- **GOAL**
Retype the listing that follows, exactly as written.

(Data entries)
---*---

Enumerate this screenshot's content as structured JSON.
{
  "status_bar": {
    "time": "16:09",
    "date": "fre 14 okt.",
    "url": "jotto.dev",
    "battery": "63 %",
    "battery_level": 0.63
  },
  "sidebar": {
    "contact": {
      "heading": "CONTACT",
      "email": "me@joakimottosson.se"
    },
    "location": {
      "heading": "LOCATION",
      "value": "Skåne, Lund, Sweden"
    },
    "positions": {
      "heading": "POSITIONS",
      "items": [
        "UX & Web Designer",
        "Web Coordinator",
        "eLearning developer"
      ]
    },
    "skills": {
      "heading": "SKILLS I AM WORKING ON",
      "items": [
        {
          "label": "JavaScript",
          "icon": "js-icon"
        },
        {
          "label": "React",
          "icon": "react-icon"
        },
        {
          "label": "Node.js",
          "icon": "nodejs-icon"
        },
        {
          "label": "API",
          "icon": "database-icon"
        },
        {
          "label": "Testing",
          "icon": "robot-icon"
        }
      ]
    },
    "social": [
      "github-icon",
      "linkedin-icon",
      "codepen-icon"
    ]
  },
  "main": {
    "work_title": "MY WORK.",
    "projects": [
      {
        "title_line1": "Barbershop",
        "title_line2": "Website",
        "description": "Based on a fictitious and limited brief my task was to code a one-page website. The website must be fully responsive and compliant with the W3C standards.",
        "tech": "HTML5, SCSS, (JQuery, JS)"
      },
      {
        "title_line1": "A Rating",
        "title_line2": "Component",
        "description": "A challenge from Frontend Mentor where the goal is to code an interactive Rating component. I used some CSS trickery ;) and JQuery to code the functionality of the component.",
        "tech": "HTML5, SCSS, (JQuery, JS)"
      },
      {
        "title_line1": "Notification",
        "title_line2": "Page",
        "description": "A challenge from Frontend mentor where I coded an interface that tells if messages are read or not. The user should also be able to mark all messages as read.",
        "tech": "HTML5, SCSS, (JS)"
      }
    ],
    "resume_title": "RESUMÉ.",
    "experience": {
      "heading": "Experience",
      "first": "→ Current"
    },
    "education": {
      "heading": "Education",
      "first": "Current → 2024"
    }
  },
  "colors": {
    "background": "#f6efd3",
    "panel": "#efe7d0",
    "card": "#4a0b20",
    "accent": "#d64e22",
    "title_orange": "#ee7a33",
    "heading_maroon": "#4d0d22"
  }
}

---*---

- **THE OUTPUT**
Enumerate this screenshot's content as structured JSON.
{
  "status_bar": {
    "time": "16:09",
    "date": "fre 14 okt.",
    "url": "jotto.dev",
    "battery": "63 %",
    "battery_level": 0.63
  },
  "sidebar": {
    "contact": {
      "heading": "CONTACT",
      "email": "me@joakimottosson.se"
    },
    "location": {
      "heading": "LOCATION",
      "value": "Skåne, Lund, Sweden"
    },
    "positions": {
      "heading": "POSITIONS",
      "items": [
        "UX & Web Designer",
        "Web Coordinator",
        "eLearning developer"
      ]
    },
    "skills": {
      "heading": "SKILLS I AM WORKING ON",
      "items": [
        {
          "label": "JavaScript",
          "icon": "js-icon"
        },
        {
          "label": "React",
          "icon": "react-icon"
        },
        {
          "label": "Node.js",
          "icon": "nodejs-icon"
        },
        {
          "label": "API",
          "icon": "database-icon"
        },
        {
          "label": "Testing",
          "icon": "robot-icon"
        }
      ]
    },
    "social": [
      "github-icon",
      "linkedin-icon",
      "codepen-icon"
    ]
  },
  "main": {
    "work_title": "MY WORK.",
    "projects": [
      {
        "title_line1": "Barbershop",
        "title_line2": "Website",
        "description": "Based on a fictitious and limited brief my task was to code a one-page website. The website must be fully responsive and compliant with the W3C standards.",
        "tech": "HTML5, SCSS, (JQuery, JS)"
      },
      {
        "title_line1": "A Rating",
        "title_line2": "Component",
        "description": "A challenge from Frontend Mentor where the goal is to code an interactive Rating component. I used some CSS trickery ;) and JQuery to code the functionality of the component.",
        "tech": "HTML5, SCSS, (JQuery, JS)"
      },
      {
        "title_line1": "Notification",
        "title_line2": "Page",
        "description": "A challenge from Frontend mentor where I coded an interface that tells if messages are read or not. The user should also be able to mark all messages as read.",
        "tech": "HTML5, SCSS, (JS)"
      }
    ],
    "resume_title": "RESUMÉ.",
    "experience": {
      "heading": "Experience",
      "first": "→ Current"
    },
    "education": {
      "heading": "Education",
      "first": "Current → 2024"
    }
  },
  "colors": {
    "background": "#f6efd3",
    "panel": "#efe7d0",
    "card": "#4a0b20",
    "accent": "#d64e22",
    "title_orange": "#ee7a33",
    "heading_maroon": "#4d0d22"
  }
}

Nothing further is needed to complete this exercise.